__Task to carry out__
Quote the records that follow in full and exactly; leave out the pictures.

Items listed in a dataset
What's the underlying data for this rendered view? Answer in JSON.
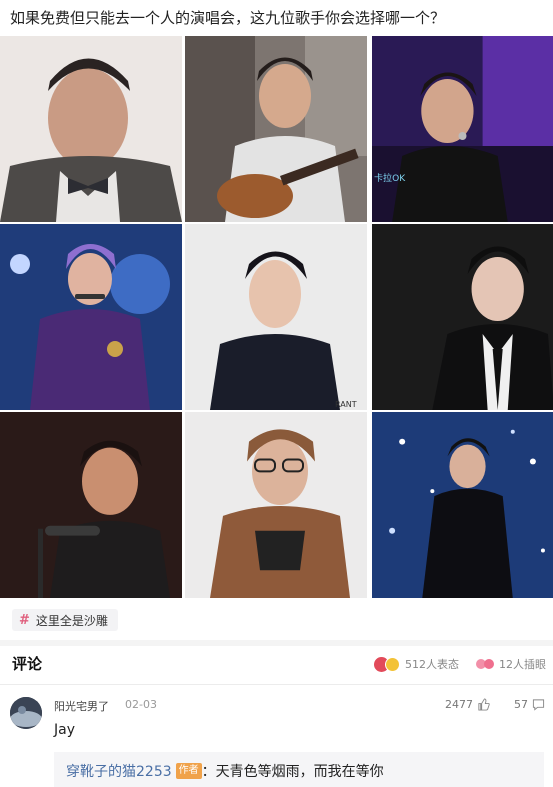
{
  "post": {
    "title": "如果免费但只能去一个人的演唱会，这九位歌手你会选择哪一个？"
  },
  "tag": {
    "symbol": "#",
    "label": "这里全是沙雕"
  },
  "comments": {
    "title": "评论",
    "reactions_label": "512人表态",
    "illustrations_label": "12人插眼"
  },
  "comment": {
    "username": "阳光宅男了",
    "date": "02-03",
    "likes": "2477",
    "replies": "57",
    "text": "Jay",
    "reply": {
      "user": "穿靴子的猫2253",
      "badge": "作者",
      "text": "：天青色等烟雨，而我在等你"
    }
  },
  "colors": {
    "tag_hash": "#e0607e",
    "reply_user": "#4a6fa5",
    "author_badge": "#f0a24a"
  }
}
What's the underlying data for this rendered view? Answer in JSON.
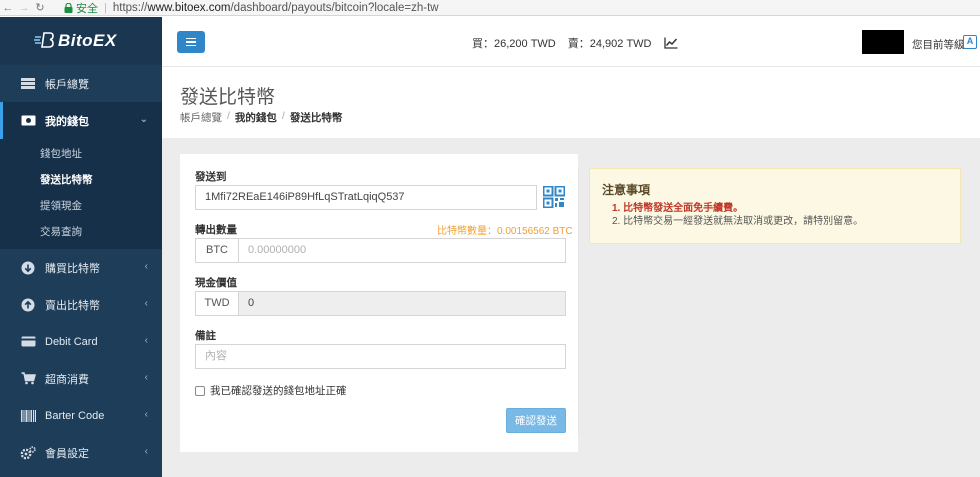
{
  "browser": {
    "secure_label": "安全",
    "url_scheme": "https://",
    "url_host": "www.bitoex.com",
    "url_path": "/dashboard/payouts/bitcoin?locale=zh-tw"
  },
  "brand": {
    "name": "BitoEX"
  },
  "sidebar": {
    "items": [
      {
        "label": "帳戶總覽",
        "icon": "dashboard-icon"
      },
      {
        "label": "我的錢包",
        "icon": "wallet-icon",
        "active": true
      },
      {
        "label": "購買比特幣",
        "icon": "arrow-down-circle-icon"
      },
      {
        "label": "賣出比特幣",
        "icon": "arrow-up-circle-icon"
      },
      {
        "label": "Debit Card",
        "icon": "credit-card-icon"
      },
      {
        "label": "超商消費",
        "icon": "cart-icon"
      },
      {
        "label": "Barter Code",
        "icon": "barcode-icon"
      },
      {
        "label": "會員設定",
        "icon": "gears-icon"
      }
    ],
    "submenu": [
      {
        "label": "錢包地址"
      },
      {
        "label": "發送比特幣",
        "current": true
      },
      {
        "label": "提領現金"
      },
      {
        "label": "交易查詢"
      }
    ]
  },
  "topbar": {
    "buy_price": "買：26,200 TWD",
    "sell_price": "賣：24,902 TWD",
    "user_level_label": "您目前等級"
  },
  "page": {
    "title": "發送比特幣",
    "breadcrumb": [
      "帳戶總覽",
      "我的錢包",
      "發送比特幣"
    ]
  },
  "form": {
    "send_to_label": "發送到",
    "address_value": "1Mfi72REaE146iP89HfLqSTratLqiqQ537",
    "amount_label": "轉出數量",
    "balance_text": "比特幣數量：0.00156562 BTC",
    "amount_unit": "BTC",
    "amount_placeholder": "0.00000000",
    "cash_label": "現金價值",
    "cash_unit": "TWD",
    "cash_value": "0",
    "note_label": "備註",
    "note_placeholder": "內容",
    "confirm_checkbox_label": "我已確認發送的錢包地址正確",
    "submit_label": "確認發送"
  },
  "notice": {
    "title": "注意事項",
    "items": [
      "1. 比特幣發送全面免手續費。",
      "2. 比特幣交易一經發送就無法取消或更改，請特別留意。"
    ]
  },
  "colors": {
    "sidebar_bg": "#1e3d59",
    "primary": "#2f87c8",
    "balance": "#f0a030",
    "notice_bg": "#fcf8e3",
    "notice_highlight": "#c0392b"
  }
}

__Problem solution__
What's the underlying data for this rendered view? Answer in JSON.
{
  "post": {
    "title": "如果免费但只能去一个人的演唱会，这九位歌手你会选择哪一个？"
  },
  "tag": {
    "symbol": "#",
    "label": "这里全是沙雕"
  },
  "comments": {
    "title": "评论",
    "reactions_label": "512人表态",
    "illustrations_label": "12人插眼"
  },
  "comment": {
    "username": "阳光宅男了",
    "date": "02-03",
    "likes": "2477",
    "replies": "57",
    "text": "Jay",
    "reply": {
      "user": "穿靴子的猫2253",
      "badge": "作者",
      "text": "：天青色等烟雨，而我在等你"
    }
  },
  "colors": {
    "tag_hash": "#e0607e",
    "reply_user": "#4a6fa5",
    "author_badge": "#f0a24a"
  }
}
What's the underlying data for this rendered view? Answer in JSON.
{
  "browser": {
    "secure_label": "安全",
    "url_scheme": "https://",
    "url_host": "www.bitoex.com",
    "url_path": "/dashboard/payouts/bitcoin?locale=zh-tw"
  },
  "brand": {
    "name": "BitoEX"
  },
  "sidebar": {
    "items": [
      {
        "label": "帳戶總覽",
        "icon": "dashboard-icon"
      },
      {
        "label": "我的錢包",
        "icon": "wallet-icon",
        "active": true
      },
      {
        "label": "購買比特幣",
        "icon": "arrow-down-circle-icon"
      },
      {
        "label": "賣出比特幣",
        "icon": "arrow-up-circle-icon"
      },
      {
        "label": "Debit Card",
        "icon": "credit-card-icon"
      },
      {
        "label": "超商消費",
        "icon": "cart-icon"
      },
      {
        "label": "Barter Code",
        "icon": "barcode-icon"
      },
      {
        "label": "會員設定",
        "icon": "gears-icon"
      }
    ],
    "submenu": [
      {
        "label": "錢包地址"
      },
      {
        "label": "發送比特幣",
        "current": true
      },
      {
        "label": "提領現金"
      },
      {
        "label": "交易查詢"
      }
    ]
  },
  "topbar": {
    "buy_price": "買：26,200 TWD",
    "sell_price": "賣：24,902 TWD",
    "user_level_label": "您目前等級"
  },
  "page": {
    "title": "發送比特幣",
    "breadcrumb": [
      "帳戶總覽",
      "我的錢包",
      "發送比特幣"
    ]
  },
  "form": {
    "send_to_label": "發送到",
    "address_value": "1Mfi72REaE146iP89HfLqSTratLqiqQ537",
    "amount_label": "轉出數量",
    "balance_text": "比特幣數量：0.00156562 BTC",
    "amount_unit": "BTC",
    "amount_placeholder": "0.00000000",
    "cash_label": "現金價值",
    "cash_unit": "TWD",
    "cash_value": "0",
    "note_label": "備註",
    "note_placeholder": "內容",
    "confirm_checkbox_label": "我已確認發送的錢包地址正確",
    "submit_label": "確認發送"
  },
  "notice": {
    "title": "注意事項",
    "items": [
      "1. 比特幣發送全面免手續費。",
      "2. 比特幣交易一經發送就無法取消或更改，請特別留意。"
    ]
  },
  "colors": {
    "sidebar_bg": "#1e3d59",
    "primary": "#2f87c8",
    "balance": "#f0a030",
    "notice_bg": "#fcf8e3",
    "notice_highlight": "#c0392b"
  }
}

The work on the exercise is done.